Dataset rows about figures
········
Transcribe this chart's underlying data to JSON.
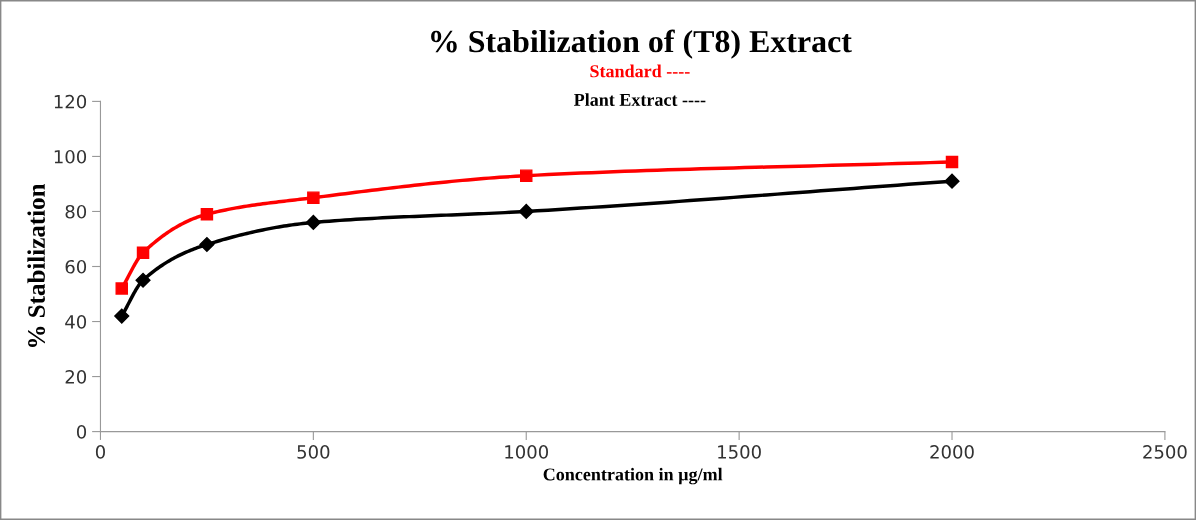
{
  "chart_data": {
    "type": "line",
    "title": "% Stabilization of (T8) Extract",
    "xlabel": "Concentration in µg/ml",
    "ylabel": "% Stabilization",
    "x": [
      50,
      100,
      250,
      500,
      1000,
      2000
    ],
    "series": [
      {
        "name": "Standard ----",
        "color": "#ff0000",
        "marker": "square",
        "values": [
          52,
          65,
          79,
          85,
          93,
          98
        ]
      },
      {
        "name": "Plant Extract ----",
        "color": "#000000",
        "marker": "diamond",
        "values": [
          42,
          55,
          68,
          76,
          80,
          91
        ]
      }
    ],
    "xlim": [
      0,
      2500
    ],
    "xticks": [
      0,
      500,
      1000,
      1500,
      2000,
      2500
    ],
    "ylim": [
      0,
      120
    ],
    "yticks": [
      0,
      20,
      40,
      60,
      80,
      100,
      120
    ],
    "grid": false,
    "legend": "top",
    "line_style": "solid"
  }
}
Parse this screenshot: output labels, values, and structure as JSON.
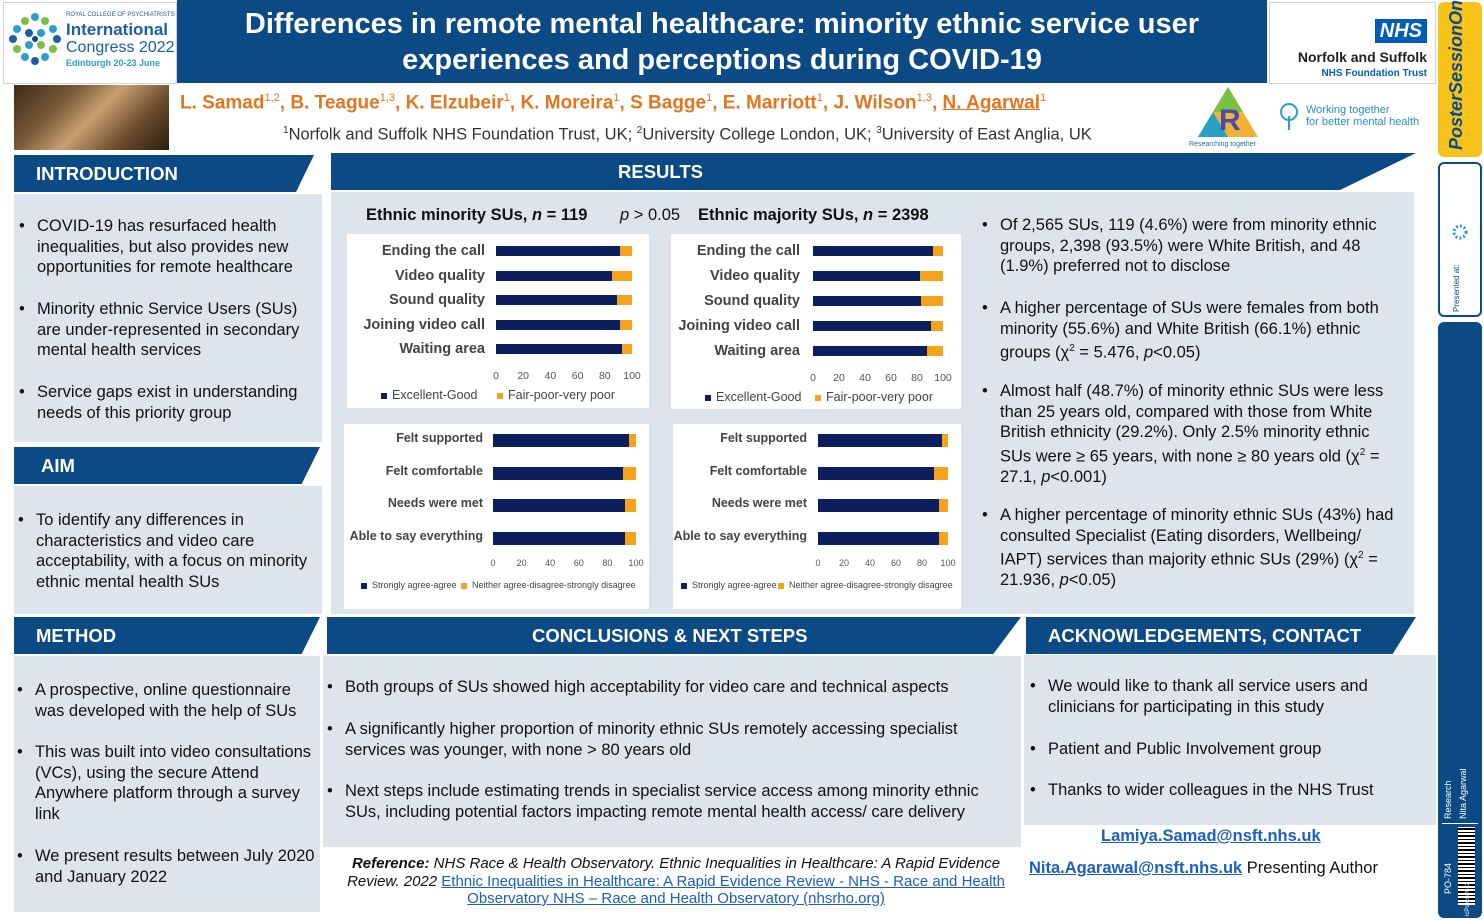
{
  "header": {
    "logo_left": {
      "line1": "ROYAL COLLEGE OF PSYCHIATRISTS",
      "line2": "International",
      "line3": "Congress 2022",
      "line4": "Edinburgh 20-23 June"
    },
    "title_line1": "Differences in remote mental healthcare: minority ethnic service user",
    "title_line2": "experiences and perceptions during COVID-19",
    "nhs_logo": {
      "badge": "NHS",
      "org": "Norfolk and Suffolk",
      "trust": "NHS Foundation Trust"
    },
    "authors": [
      {
        "name": "L. Samad",
        "sup": "1,2"
      },
      {
        "name": "B. Teague",
        "sup": "1,3"
      },
      {
        "name": "K. Elzubeir",
        "sup": "1"
      },
      {
        "name": "K. Moreira",
        "sup": "1"
      },
      {
        "name": "S Bagge",
        "sup": "1"
      },
      {
        "name": "E. Marriott",
        "sup": "1"
      },
      {
        "name": "J. Wilson",
        "sup": "1,3"
      },
      {
        "name": "N. Agarwal",
        "sup": "1"
      }
    ],
    "affiliations": [
      {
        "sup": "1",
        "text": "Norfolk and Suffolk NHS Foundation Trust, UK; "
      },
      {
        "sup": "2",
        "text": "University College London, UK; "
      },
      {
        "sup": "3",
        "text": "University of East Anglia, UK"
      }
    ],
    "r_logo_caption": "Researching together",
    "wt_logo": {
      "line1": "Working together",
      "line2": "for better mental health"
    }
  },
  "side_strip": {
    "yellow": "PosterSessionOnline",
    "presented_at": "Presented at:",
    "research": "Research",
    "author": "Nita Agarwal",
    "code": "PO-784",
    "year": "icPsych2022"
  },
  "introduction": {
    "heading": "INTRODUCTION",
    "bullets": [
      "COVID-19 has resurfaced health inequalities, but also provides new opportunities for remote healthcare",
      "Minority ethnic Service Users (SUs) are under-represented in secondary mental health services",
      "Service gaps exist in understanding needs of this priority group"
    ]
  },
  "aim": {
    "heading": "AIM",
    "bullets": [
      "To identify any differences in characteristics and video care acceptability, with a focus on minority ethnic mental health SUs"
    ]
  },
  "method": {
    "heading": "METHOD",
    "bullets": [
      "A prospective, online questionnaire was developed with the help of SUs",
      "This was built into video consultations (VCs), using the secure Attend Anywhere platform through a survey link",
      "We present results between July 2020 and January 2022"
    ]
  },
  "results": {
    "heading": "RESULTS",
    "minority_title": "Ethnic minority SUs, ",
    "minority_n": "n",
    "minority_n_val": " = 119",
    "p_label": "p",
    "p_val": " > 0.05",
    "majority_title": "Ethnic majority SUs, ",
    "majority_n": "n",
    "majority_n_val": " = 2398",
    "bullets": [
      "Of 2,565 SUs, 119 (4.6%) were from minority ethnic groups, 2,398 (93.5%) were White British, and 48 (1.9%) preferred not to disclose",
      "A higher percentage of SUs were females from both minority (55.6%) and White British (66.1%) ethnic groups (χ2 = 5.476, p<0.05)",
      "Almost half (48.7%) of minority ethnic SUs were less than 25 years old, compared with those from White British ethnicity (29.2%).  Only 2.5% minority ethnic SUs were ≥ 65 years, with none ≥ 80 years old (χ2 = 27.1, p<0.001)",
      "A higher percentage of minority ethnic SUs (43%) had consulted Specialist (Eating disorders, Wellbeing/ IAPT) services than majority ethnic SUs (29%) (χ2 = 21.936, p<0.05)"
    ]
  },
  "conclusions": {
    "heading": "CONCLUSIONS & NEXT STEPS",
    "bullets": [
      "Both groups of SUs showed high acceptability for video care and technical aspects",
      "A significantly higher proportion of minority ethnic SUs remotely accessing specialist services was younger, with none > 80 years old",
      "Next steps include estimating trends in specialist service access among minority ethnic SUs, including potential factors impacting remote mental health access/ care delivery"
    ],
    "reference_label": "Reference:",
    "reference_text": "  NHS Race & Health Observatory. Ethnic Inequalities in Healthcare: A Rapid Evidence Review. 2022 ",
    "reference_link": "Ethnic Inequalities in Healthcare: A Rapid Evidence Review - NHS - Race and Health Observatory NHS – Race and Health Observatory (nhsrho.org)"
  },
  "acknowledgements": {
    "heading": "ACKNOWLEDGEMENTS, CONTACT",
    "bullets": [
      "We would like to thank all service users and clinicians for participating in this study",
      "Patient and Public Involvement group",
      "Thanks to wider colleagues in the NHS Trust"
    ],
    "email1": "Lamiya.Samad@nsft.nhs.uk",
    "email2": "Nita.Agarawal@nsft.nhs.uk",
    "presenting": "  Presenting Author"
  },
  "colors": {
    "navy": "#0b4a85",
    "panel": "#dde4ec",
    "orange": "#e2761e",
    "bar_navy": "#0c1e5b",
    "bar_orange": "#f5a21d"
  },
  "chart_data": [
    {
      "type": "bar",
      "orientation": "horizontal",
      "stacked": true,
      "group": "Ethnic minority SUs",
      "categories": [
        "Ending the call",
        "Video quality",
        "Sound quality",
        "Joining video call",
        "Waiting area"
      ],
      "series": [
        {
          "name": "Excellent-Good",
          "values": [
            91,
            85,
            89,
            91,
            93
          ]
        },
        {
          "name": "Fair-poor-very poor",
          "values": [
            9,
            15,
            11,
            9,
            7
          ]
        }
      ],
      "xticks": [
        "0",
        "20",
        "40",
        "60",
        "80",
        "100"
      ],
      "xlim": [
        0,
        100
      ],
      "legend": "bottom"
    },
    {
      "type": "bar",
      "orientation": "horizontal",
      "stacked": true,
      "group": "Ethnic majority SUs",
      "categories": [
        "Ending the call",
        "Video quality",
        "Sound quality",
        "Joining video call",
        "Waiting area"
      ],
      "series": [
        {
          "name": "Excellent-Good",
          "values": [
            92,
            82,
            83,
            91,
            88
          ]
        },
        {
          "name": "Fair-poor-very poor",
          "values": [
            8,
            18,
            17,
            9,
            12
          ]
        }
      ],
      "xticks": [
        "0",
        "20",
        "40",
        "60",
        "80",
        "100"
      ],
      "xlim": [
        0,
        100
      ],
      "legend": "bottom"
    },
    {
      "type": "bar",
      "orientation": "horizontal",
      "stacked": true,
      "group": "Ethnic minority SUs",
      "categories": [
        "Felt supported",
        "Felt comfortable",
        "Needs were met",
        "Able to say everything"
      ],
      "series": [
        {
          "name": "Strongly agree-agree",
          "values": [
            95,
            91,
            92,
            92
          ]
        },
        {
          "name": "Neither agree-disagree-strongly disagree",
          "values": [
            5,
            9,
            8,
            8
          ]
        }
      ],
      "xticks": [
        "0",
        "20",
        "40",
        "60",
        "80",
        "100"
      ],
      "xlim": [
        0,
        100
      ],
      "legend": "bottom"
    },
    {
      "type": "bar",
      "orientation": "horizontal",
      "stacked": true,
      "group": "Ethnic majority SUs",
      "categories": [
        "Felt supported",
        "Felt comfortable",
        "Needs were met",
        "Able to say everything"
      ],
      "series": [
        {
          "name": "Strongly agree-agree",
          "values": [
            95,
            89,
            93,
            93
          ]
        },
        {
          "name": "Neither agree-disagree-strongly disagree",
          "values": [
            5,
            11,
            7,
            7
          ]
        }
      ],
      "xticks": [
        "0",
        "20",
        "40",
        "60",
        "80",
        "100"
      ],
      "xlim": [
        0,
        100
      ],
      "legend": "bottom"
    }
  ]
}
········
» **Problem**:
Reproduce each line from the records that contains the word "nsft".

» **Solution for this problem**:
    "email1": "Lamiya.Samad@nsft.nhs.uk",
    "email2": "Nita.Agarawal@nsft.nhs.uk",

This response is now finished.